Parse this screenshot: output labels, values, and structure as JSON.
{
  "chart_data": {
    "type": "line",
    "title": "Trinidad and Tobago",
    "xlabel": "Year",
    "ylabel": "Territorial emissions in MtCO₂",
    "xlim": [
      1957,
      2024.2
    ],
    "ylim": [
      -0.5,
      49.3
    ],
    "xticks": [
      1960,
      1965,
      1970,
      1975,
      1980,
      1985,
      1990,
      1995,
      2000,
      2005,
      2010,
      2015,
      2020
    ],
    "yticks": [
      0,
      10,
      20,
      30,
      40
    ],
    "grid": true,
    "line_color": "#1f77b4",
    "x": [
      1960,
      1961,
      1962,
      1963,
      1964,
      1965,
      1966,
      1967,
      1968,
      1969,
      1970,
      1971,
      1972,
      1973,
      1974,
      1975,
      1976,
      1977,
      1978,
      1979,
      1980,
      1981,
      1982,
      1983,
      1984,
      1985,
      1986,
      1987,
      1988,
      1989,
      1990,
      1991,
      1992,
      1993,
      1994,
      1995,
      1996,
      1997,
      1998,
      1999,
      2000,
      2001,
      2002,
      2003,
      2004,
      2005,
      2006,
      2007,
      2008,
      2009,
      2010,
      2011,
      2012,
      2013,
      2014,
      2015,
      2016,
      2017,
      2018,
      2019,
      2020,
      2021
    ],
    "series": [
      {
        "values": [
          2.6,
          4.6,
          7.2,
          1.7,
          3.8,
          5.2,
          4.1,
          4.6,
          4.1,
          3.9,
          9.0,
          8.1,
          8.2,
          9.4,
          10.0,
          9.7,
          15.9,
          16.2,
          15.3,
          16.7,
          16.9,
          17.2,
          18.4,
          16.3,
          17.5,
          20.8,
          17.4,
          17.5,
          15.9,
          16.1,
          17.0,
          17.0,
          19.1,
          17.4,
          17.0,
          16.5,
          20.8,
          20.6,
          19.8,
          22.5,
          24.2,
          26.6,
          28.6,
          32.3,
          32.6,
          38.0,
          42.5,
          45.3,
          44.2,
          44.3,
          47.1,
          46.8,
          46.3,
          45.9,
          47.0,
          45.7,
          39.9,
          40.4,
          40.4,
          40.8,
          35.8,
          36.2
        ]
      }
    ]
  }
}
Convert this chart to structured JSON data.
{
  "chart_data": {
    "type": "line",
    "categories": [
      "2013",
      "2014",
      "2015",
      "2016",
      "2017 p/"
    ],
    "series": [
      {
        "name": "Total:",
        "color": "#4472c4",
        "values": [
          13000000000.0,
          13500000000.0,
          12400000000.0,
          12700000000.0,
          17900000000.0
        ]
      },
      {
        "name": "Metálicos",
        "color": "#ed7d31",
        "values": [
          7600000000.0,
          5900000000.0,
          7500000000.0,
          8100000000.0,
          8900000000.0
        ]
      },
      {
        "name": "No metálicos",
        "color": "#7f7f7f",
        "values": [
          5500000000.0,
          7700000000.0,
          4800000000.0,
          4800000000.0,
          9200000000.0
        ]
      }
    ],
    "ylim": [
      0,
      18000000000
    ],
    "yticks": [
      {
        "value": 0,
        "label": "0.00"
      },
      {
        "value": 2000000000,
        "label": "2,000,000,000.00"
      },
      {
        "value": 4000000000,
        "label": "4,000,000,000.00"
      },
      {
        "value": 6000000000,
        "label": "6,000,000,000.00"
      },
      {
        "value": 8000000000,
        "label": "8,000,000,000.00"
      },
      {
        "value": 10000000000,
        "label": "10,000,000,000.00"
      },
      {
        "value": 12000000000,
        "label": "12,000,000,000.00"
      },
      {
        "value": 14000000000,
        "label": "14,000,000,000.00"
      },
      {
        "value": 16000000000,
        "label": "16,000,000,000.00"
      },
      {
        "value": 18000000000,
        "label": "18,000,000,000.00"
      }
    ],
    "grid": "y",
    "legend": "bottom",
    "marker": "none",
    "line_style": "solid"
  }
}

> **EXERCISE INSTRUCTIONS**: Count the lines of the listing above that include the word "JSON" and state the total with nothing else.

> **ANSWER BELOW**: 2